▸ **What you are asked to do**
Please reproduce, unchanged, the part of the material that opens with its first line and closes with the line containing "particle: [483, 252, 486, 256]", both ends included.

▸ **Data shown**

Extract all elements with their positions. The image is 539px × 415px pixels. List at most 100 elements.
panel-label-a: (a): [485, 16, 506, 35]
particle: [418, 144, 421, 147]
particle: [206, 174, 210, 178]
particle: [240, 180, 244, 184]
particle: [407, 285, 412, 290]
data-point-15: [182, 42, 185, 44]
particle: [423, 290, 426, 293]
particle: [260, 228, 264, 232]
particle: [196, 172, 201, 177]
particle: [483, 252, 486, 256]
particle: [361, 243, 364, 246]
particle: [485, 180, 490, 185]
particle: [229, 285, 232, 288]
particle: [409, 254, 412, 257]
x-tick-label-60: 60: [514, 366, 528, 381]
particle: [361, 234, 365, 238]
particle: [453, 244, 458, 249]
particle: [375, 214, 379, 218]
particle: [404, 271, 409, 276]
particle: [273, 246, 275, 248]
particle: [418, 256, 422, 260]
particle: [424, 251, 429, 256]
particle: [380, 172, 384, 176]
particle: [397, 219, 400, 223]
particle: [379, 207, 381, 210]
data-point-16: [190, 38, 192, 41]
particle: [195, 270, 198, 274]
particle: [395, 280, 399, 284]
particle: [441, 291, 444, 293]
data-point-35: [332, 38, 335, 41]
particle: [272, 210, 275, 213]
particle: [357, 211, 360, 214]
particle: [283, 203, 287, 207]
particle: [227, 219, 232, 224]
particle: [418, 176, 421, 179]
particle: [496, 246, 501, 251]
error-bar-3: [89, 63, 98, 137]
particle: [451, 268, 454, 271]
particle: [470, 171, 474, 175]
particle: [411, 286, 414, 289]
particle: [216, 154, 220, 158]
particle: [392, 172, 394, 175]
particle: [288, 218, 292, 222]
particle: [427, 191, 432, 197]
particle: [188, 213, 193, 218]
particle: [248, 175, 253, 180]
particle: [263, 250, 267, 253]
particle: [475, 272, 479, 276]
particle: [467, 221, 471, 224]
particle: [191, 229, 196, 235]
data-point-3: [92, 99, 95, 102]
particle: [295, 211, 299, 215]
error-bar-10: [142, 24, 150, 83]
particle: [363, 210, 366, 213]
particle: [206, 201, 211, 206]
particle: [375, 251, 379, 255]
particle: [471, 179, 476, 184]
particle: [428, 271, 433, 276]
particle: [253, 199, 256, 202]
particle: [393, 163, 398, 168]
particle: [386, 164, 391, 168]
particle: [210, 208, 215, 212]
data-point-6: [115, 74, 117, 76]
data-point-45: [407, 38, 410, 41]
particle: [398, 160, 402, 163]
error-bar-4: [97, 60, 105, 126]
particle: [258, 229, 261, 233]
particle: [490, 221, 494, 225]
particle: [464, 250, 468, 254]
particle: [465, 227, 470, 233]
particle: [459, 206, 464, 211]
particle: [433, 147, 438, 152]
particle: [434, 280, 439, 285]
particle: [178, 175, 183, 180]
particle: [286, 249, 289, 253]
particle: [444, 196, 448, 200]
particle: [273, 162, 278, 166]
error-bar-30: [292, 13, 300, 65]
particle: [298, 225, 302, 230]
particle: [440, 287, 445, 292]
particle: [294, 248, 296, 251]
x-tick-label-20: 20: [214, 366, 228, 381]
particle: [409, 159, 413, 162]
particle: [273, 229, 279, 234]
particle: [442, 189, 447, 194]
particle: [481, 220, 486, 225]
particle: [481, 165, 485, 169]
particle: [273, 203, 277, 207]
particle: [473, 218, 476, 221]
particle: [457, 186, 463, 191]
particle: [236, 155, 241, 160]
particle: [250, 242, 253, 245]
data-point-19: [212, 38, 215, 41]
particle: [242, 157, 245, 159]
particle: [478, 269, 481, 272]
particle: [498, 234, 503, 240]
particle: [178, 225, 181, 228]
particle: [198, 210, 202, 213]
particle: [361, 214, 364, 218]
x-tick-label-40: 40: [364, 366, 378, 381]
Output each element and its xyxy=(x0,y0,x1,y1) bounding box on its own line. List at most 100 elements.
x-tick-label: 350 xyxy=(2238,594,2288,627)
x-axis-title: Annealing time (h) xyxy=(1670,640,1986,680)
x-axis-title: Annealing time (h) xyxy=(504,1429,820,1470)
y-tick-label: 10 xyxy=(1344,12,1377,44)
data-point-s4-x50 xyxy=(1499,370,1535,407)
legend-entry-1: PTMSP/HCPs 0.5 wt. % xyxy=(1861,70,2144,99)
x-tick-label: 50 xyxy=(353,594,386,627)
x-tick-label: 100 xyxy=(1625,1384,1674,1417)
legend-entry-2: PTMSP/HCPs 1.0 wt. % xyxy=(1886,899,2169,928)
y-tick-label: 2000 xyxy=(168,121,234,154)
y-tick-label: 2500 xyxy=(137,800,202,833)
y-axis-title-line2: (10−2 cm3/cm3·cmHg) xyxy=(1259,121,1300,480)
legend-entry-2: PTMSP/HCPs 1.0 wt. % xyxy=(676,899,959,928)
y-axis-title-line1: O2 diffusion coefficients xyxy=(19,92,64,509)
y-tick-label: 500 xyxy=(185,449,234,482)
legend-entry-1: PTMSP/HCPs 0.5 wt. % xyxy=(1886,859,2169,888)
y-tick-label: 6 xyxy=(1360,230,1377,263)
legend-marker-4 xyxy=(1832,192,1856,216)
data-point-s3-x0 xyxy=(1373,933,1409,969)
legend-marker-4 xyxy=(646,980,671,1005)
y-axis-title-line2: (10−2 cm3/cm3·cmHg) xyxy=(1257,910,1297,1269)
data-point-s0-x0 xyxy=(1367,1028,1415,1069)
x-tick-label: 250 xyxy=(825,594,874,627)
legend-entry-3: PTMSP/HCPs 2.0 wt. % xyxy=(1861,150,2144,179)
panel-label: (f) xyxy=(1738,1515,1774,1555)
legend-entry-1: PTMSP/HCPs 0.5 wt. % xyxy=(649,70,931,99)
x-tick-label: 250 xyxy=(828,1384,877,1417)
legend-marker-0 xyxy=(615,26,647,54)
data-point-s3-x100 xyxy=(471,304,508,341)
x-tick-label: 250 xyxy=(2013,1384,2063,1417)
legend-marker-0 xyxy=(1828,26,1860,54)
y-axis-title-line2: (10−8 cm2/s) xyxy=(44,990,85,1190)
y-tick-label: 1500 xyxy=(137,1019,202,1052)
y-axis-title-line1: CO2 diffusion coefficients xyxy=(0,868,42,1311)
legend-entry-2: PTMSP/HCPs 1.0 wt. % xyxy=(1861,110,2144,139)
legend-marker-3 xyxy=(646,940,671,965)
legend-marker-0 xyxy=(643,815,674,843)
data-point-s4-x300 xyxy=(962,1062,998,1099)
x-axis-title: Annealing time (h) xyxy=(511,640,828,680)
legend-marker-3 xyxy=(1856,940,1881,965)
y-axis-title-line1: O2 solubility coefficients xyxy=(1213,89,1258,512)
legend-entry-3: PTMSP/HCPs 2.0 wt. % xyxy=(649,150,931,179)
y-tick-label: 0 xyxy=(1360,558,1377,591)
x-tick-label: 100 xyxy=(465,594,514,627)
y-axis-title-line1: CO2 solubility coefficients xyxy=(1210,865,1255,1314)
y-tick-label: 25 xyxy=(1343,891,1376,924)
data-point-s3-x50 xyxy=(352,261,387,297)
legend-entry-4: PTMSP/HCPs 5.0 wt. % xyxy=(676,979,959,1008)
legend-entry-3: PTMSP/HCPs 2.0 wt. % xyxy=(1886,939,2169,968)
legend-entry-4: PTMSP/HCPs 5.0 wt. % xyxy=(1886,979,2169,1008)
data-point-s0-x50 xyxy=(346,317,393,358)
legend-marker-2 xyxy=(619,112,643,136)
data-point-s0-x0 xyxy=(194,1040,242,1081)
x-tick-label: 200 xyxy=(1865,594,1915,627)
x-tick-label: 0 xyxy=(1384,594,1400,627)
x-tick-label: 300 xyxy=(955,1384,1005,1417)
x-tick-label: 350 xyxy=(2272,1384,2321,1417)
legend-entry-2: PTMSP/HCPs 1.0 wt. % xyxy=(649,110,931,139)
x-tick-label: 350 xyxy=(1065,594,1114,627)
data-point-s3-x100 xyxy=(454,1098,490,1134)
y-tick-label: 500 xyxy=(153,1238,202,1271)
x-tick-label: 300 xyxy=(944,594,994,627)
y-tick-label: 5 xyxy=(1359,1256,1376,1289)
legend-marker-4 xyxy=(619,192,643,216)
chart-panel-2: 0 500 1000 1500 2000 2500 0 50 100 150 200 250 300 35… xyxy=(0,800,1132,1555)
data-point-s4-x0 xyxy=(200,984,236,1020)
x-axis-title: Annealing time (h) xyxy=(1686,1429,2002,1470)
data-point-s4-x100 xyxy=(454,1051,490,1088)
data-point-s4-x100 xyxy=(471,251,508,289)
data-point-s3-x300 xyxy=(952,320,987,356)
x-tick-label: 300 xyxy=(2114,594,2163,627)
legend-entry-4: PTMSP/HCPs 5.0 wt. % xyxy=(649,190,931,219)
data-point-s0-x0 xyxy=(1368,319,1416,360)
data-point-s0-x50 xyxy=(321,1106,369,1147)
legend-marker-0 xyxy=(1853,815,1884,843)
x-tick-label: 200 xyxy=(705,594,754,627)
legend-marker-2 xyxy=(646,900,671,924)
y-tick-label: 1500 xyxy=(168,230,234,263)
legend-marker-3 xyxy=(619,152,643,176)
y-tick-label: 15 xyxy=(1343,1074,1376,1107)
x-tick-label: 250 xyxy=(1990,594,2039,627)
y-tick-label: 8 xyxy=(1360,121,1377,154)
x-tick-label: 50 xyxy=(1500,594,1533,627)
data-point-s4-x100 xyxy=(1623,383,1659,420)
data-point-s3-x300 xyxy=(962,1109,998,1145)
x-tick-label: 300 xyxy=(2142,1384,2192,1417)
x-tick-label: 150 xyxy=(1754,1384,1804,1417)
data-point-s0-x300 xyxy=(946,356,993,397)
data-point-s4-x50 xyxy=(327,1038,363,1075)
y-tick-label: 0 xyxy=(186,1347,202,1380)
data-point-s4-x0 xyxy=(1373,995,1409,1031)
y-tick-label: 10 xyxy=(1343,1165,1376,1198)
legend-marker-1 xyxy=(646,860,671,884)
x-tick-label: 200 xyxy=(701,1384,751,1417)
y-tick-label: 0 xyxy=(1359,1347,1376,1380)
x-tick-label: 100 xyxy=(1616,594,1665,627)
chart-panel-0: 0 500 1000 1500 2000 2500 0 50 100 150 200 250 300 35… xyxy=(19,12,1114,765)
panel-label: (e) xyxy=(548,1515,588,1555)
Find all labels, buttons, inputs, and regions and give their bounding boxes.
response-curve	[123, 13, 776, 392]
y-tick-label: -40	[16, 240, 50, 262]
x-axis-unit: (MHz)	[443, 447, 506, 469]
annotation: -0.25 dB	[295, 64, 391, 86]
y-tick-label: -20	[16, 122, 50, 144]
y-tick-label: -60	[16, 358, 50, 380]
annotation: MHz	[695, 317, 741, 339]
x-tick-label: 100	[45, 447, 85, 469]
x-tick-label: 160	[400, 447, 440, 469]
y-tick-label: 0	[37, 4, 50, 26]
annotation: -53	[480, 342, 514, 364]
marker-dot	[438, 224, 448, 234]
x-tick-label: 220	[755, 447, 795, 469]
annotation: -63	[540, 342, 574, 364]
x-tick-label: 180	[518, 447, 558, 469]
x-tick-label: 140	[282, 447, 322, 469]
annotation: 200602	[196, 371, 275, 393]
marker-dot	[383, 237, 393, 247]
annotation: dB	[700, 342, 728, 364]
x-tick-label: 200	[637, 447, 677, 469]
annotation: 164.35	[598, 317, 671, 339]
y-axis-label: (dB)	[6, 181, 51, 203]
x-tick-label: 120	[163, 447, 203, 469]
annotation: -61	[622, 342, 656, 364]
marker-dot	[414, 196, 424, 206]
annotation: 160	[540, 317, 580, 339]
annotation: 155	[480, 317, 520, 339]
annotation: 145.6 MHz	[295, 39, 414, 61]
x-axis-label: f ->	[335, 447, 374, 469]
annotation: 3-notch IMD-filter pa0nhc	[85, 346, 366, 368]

▸ **The response**
Extract all elements with their positions. The image is 539px × 415px pixels. List at most 100 elements.
panel-label-a: (a): [485, 16, 506, 35]
particle: [418, 144, 421, 147]
particle: [206, 174, 210, 178]
particle: [240, 180, 244, 184]
particle: [407, 285, 412, 290]
data-point-15: [182, 42, 185, 44]
particle: [423, 290, 426, 293]
particle: [260, 228, 264, 232]
particle: [196, 172, 201, 177]
particle: [483, 252, 486, 256]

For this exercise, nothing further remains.